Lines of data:
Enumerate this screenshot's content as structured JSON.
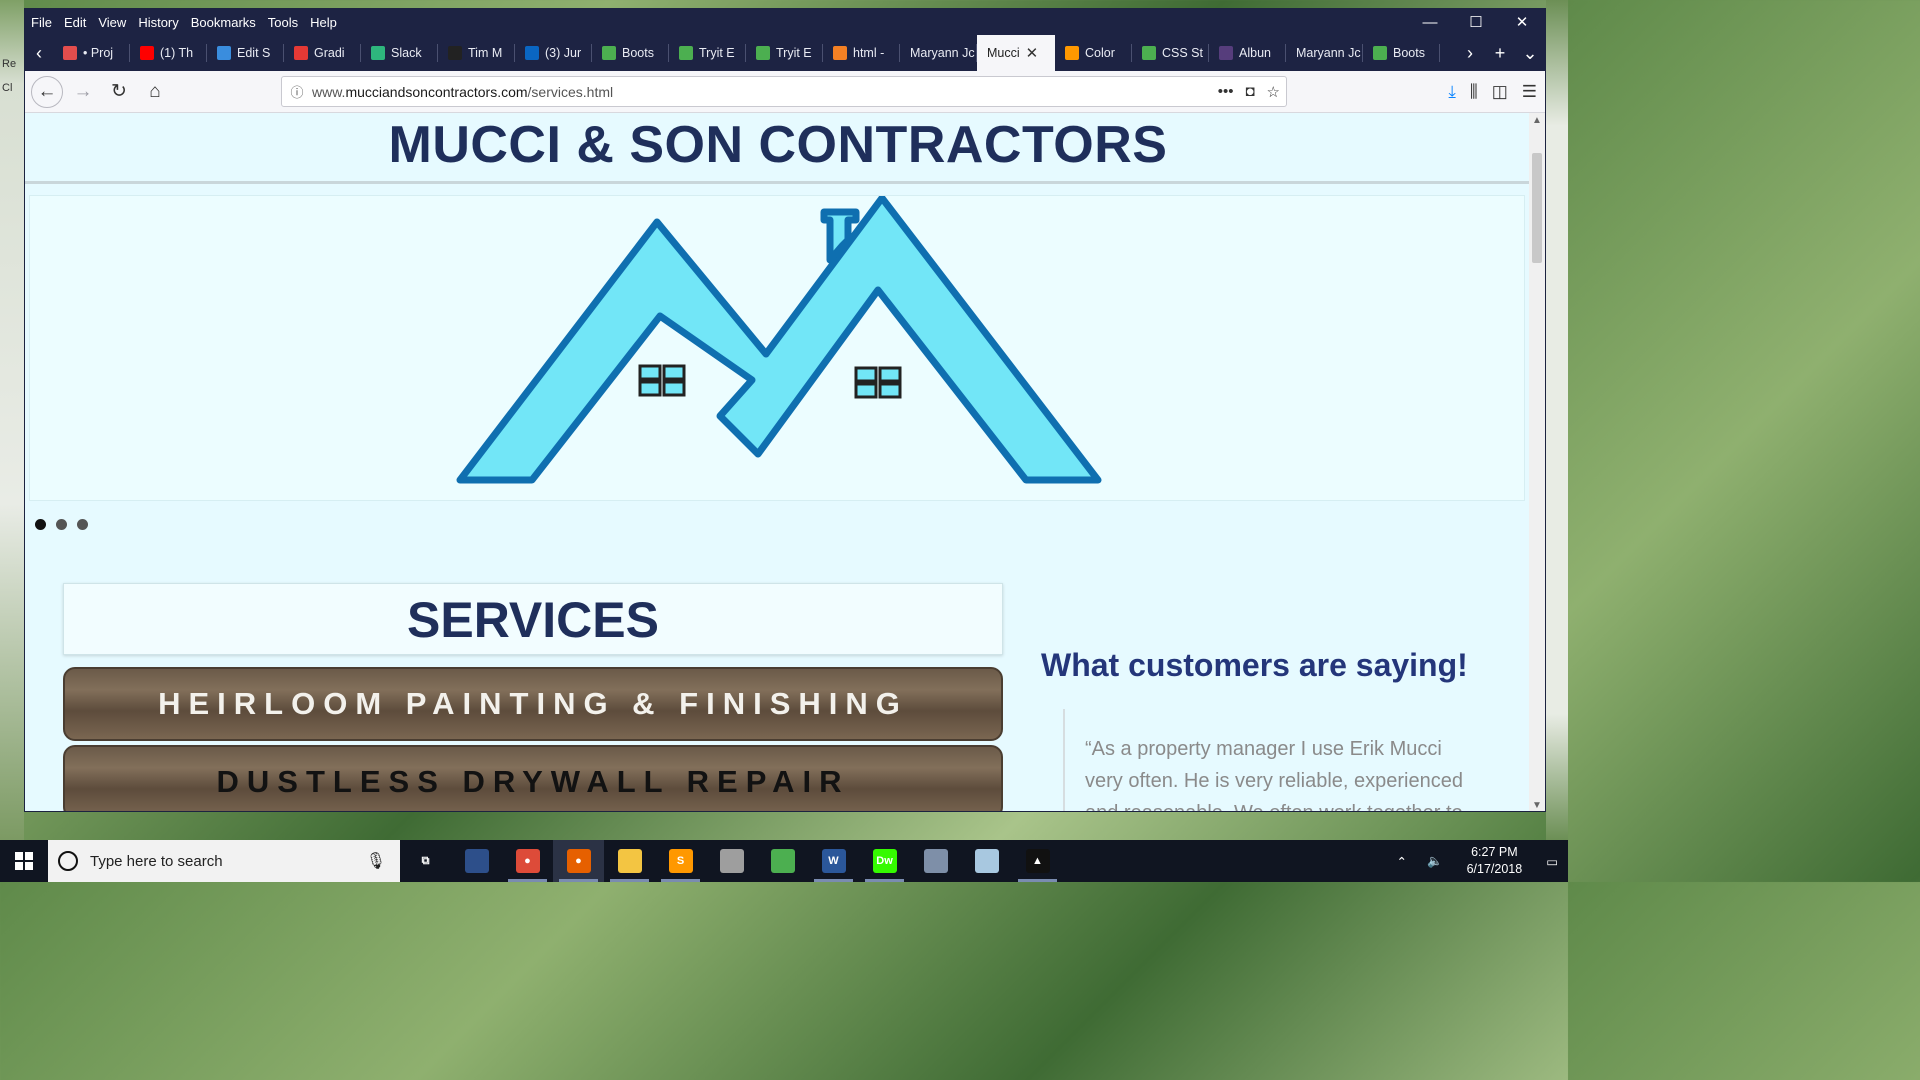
{
  "desktop": {
    "left_frags": [
      "Re",
      "Cl"
    ],
    "right_frags": []
  },
  "browser": {
    "menu": [
      "File",
      "Edit",
      "View",
      "History",
      "Bookmarks",
      "Tools",
      "Help"
    ],
    "tabs": [
      {
        "label": "• Proj",
        "color": "#e44d4d",
        "icon": "tab-icon"
      },
      {
        "label": "(1) Th",
        "color": "#ff0000",
        "icon": "youtube-icon"
      },
      {
        "label": "Edit S",
        "color": "#3a8dde",
        "icon": "tab-icon"
      },
      {
        "label": "Gradi",
        "color": "#e53935",
        "icon": "tab-icon"
      },
      {
        "label": "Slack",
        "color": "#2eb67d",
        "icon": "slack-icon"
      },
      {
        "label": "Tim M",
        "color": "#222222",
        "icon": "tab-icon"
      },
      {
        "label": "(3) Jur",
        "color": "#0a66c2",
        "icon": "linkedin-icon"
      },
      {
        "label": "Boots",
        "color": "#4caf50",
        "icon": "w3-icon"
      },
      {
        "label": "Tryit E",
        "color": "#4caf50",
        "icon": "w3-icon"
      },
      {
        "label": "Tryit E",
        "color": "#4caf50",
        "icon": "w3-icon"
      },
      {
        "label": "html -",
        "color": "#f48024",
        "icon": "stackoverflow-icon"
      },
      {
        "label": "Maryann Jc",
        "color": "",
        "icon": ""
      },
      {
        "label": "Mucci",
        "color": "",
        "icon": "",
        "active": true
      },
      {
        "label": "Color",
        "color": "#ff9800",
        "icon": "tab-icon"
      },
      {
        "label": "CSS St",
        "color": "#4caf50",
        "icon": "w3-icon"
      },
      {
        "label": "Albun",
        "color": "#563d7c",
        "icon": "bootstrap-icon"
      },
      {
        "label": "Maryann Jc",
        "color": "",
        "icon": ""
      },
      {
        "label": "Boots",
        "color": "#4caf50",
        "icon": "w3-icon"
      }
    ],
    "url": {
      "prefix": "www.",
      "domain": "mucciandsoncontractors.com",
      "path": "/services.html"
    }
  },
  "page": {
    "site_title": "MUCCI & SON CONTRACTORS",
    "carousel": {
      "slides": 3,
      "active_index": 0
    },
    "services_heading": "SERVICES",
    "services": [
      "HEIRLOOM PAINTING & FINISHING",
      "DUSTLESS DRYWALL REPAIR"
    ],
    "testimonials_heading": "What customers are saying!",
    "testimonial_quote": "“As a property manager I use Erik Mucci very often. He is very reliable, experienced and reasonable. We often work together to"
  },
  "taskbar": {
    "search_placeholder": "Type here to search",
    "time": "6:27 PM",
    "date": "6/17/2018",
    "apps": [
      {
        "name": "task-view-icon",
        "color": "#101521",
        "label": "⧉"
      },
      {
        "name": "app-icon-blue",
        "color": "#2d4f8a",
        "label": ""
      },
      {
        "name": "chrome-icon",
        "color": "#dd4b39",
        "label": "●"
      },
      {
        "name": "firefox-icon",
        "color": "#e66000",
        "label": "●",
        "active": true
      },
      {
        "name": "file-explorer-icon",
        "color": "#f3c542",
        "label": ""
      },
      {
        "name": "sublime-icon",
        "color": "#ff9800",
        "label": "S"
      },
      {
        "name": "paint-icon",
        "color": "#9e9e9e",
        "label": ""
      },
      {
        "name": "git-icon",
        "color": "#4caf50",
        "label": ""
      },
      {
        "name": "word-icon",
        "color": "#2b579a",
        "label": "W"
      },
      {
        "name": "dreamweaver-icon",
        "color": "#35fa00",
        "label": "Dw"
      },
      {
        "name": "paint3d-icon",
        "color": "#7e8fa8",
        "label": ""
      },
      {
        "name": "app-icon-light",
        "color": "#a8c8e0",
        "label": ""
      },
      {
        "name": "photos-icon",
        "color": "#111111",
        "label": "▲"
      }
    ]
  }
}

■ **WRITTEN INSTRUCTION**
Return each line of the data, keeping its wording exact and omitting pictures.

■ **CORRECT RESULT**
Enumerate this screenshot's content as structured JSON.
{
  "desktop": {
    "left_frags": [
      "Re",
      "Cl"
    ],
    "right_frags": []
  },
  "browser": {
    "menu": [
      "File",
      "Edit",
      "View",
      "History",
      "Bookmarks",
      "Tools",
      "Help"
    ],
    "tabs": [
      {
        "label": "• Proj",
        "color": "#e44d4d",
        "icon": "tab-icon"
      },
      {
        "label": "(1) Th",
        "color": "#ff0000",
        "icon": "youtube-icon"
      },
      {
        "label": "Edit S",
        "color": "#3a8dde",
        "icon": "tab-icon"
      },
      {
        "label": "Gradi",
        "color": "#e53935",
        "icon": "tab-icon"
      },
      {
        "label": "Slack",
        "color": "#2eb67d",
        "icon": "slack-icon"
      },
      {
        "label": "Tim M",
        "color": "#222222",
        "icon": "tab-icon"
      },
      {
        "label": "(3) Jur",
        "color": "#0a66c2",
        "icon": "linkedin-icon"
      },
      {
        "label": "Boots",
        "color": "#4caf50",
        "icon": "w3-icon"
      },
      {
        "label": "Tryit E",
        "color": "#4caf50",
        "icon": "w3-icon"
      },
      {
        "label": "Tryit E",
        "color": "#4caf50",
        "icon": "w3-icon"
      },
      {
        "label": "html -",
        "color": "#f48024",
        "icon": "stackoverflow-icon"
      },
      {
        "label": "Maryann Jc",
        "color": "",
        "icon": ""
      },
      {
        "label": "Mucci",
        "color": "",
        "icon": "",
        "active": true
      },
      {
        "label": "Color",
        "color": "#ff9800",
        "icon": "tab-icon"
      },
      {
        "label": "CSS St",
        "color": "#4caf50",
        "icon": "w3-icon"
      },
      {
        "label": "Albun",
        "color": "#563d7c",
        "icon": "bootstrap-icon"
      },
      {
        "label": "Maryann Jc",
        "color": "",
        "icon": ""
      },
      {
        "label": "Boots",
        "color": "#4caf50",
        "icon": "w3-icon"
      }
    ],
    "url": {
      "prefix": "www.",
      "domain": "mucciandsoncontractors.com",
      "path": "/services.html"
    }
  },
  "page": {
    "site_title": "MUCCI & SON CONTRACTORS",
    "carousel": {
      "slides": 3,
      "active_index": 0
    },
    "services_heading": "SERVICES",
    "services": [
      "HEIRLOOM PAINTING & FINISHING",
      "DUSTLESS DRYWALL REPAIR"
    ],
    "testimonials_heading": "What customers are saying!",
    "testimonial_quote": "“As a property manager I use Erik Mucci very often. He is very reliable, experienced and reasonable. We often work together to"
  },
  "taskbar": {
    "search_placeholder": "Type here to search",
    "time": "6:27 PM",
    "date": "6/17/2018",
    "apps": [
      {
        "name": "task-view-icon",
        "color": "#101521",
        "label": "⧉"
      },
      {
        "name": "app-icon-blue",
        "color": "#2d4f8a",
        "label": ""
      },
      {
        "name": "chrome-icon",
        "color": "#dd4b39",
        "label": "●"
      },
      {
        "name": "firefox-icon",
        "color": "#e66000",
        "label": "●",
        "active": true
      },
      {
        "name": "file-explorer-icon",
        "color": "#f3c542",
        "label": ""
      },
      {
        "name": "sublime-icon",
        "color": "#ff9800",
        "label": "S"
      },
      {
        "name": "paint-icon",
        "color": "#9e9e9e",
        "label": ""
      },
      {
        "name": "git-icon",
        "color": "#4caf50",
        "label": ""
      },
      {
        "name": "word-icon",
        "color": "#2b579a",
        "label": "W"
      },
      {
        "name": "dreamweaver-icon",
        "color": "#35fa00",
        "label": "Dw"
      },
      {
        "name": "paint3d-icon",
        "color": "#7e8fa8",
        "label": ""
      },
      {
        "name": "app-icon-light",
        "color": "#a8c8e0",
        "label": ""
      },
      {
        "name": "photos-icon",
        "color": "#111111",
        "label": "▲"
      }
    ]
  }
}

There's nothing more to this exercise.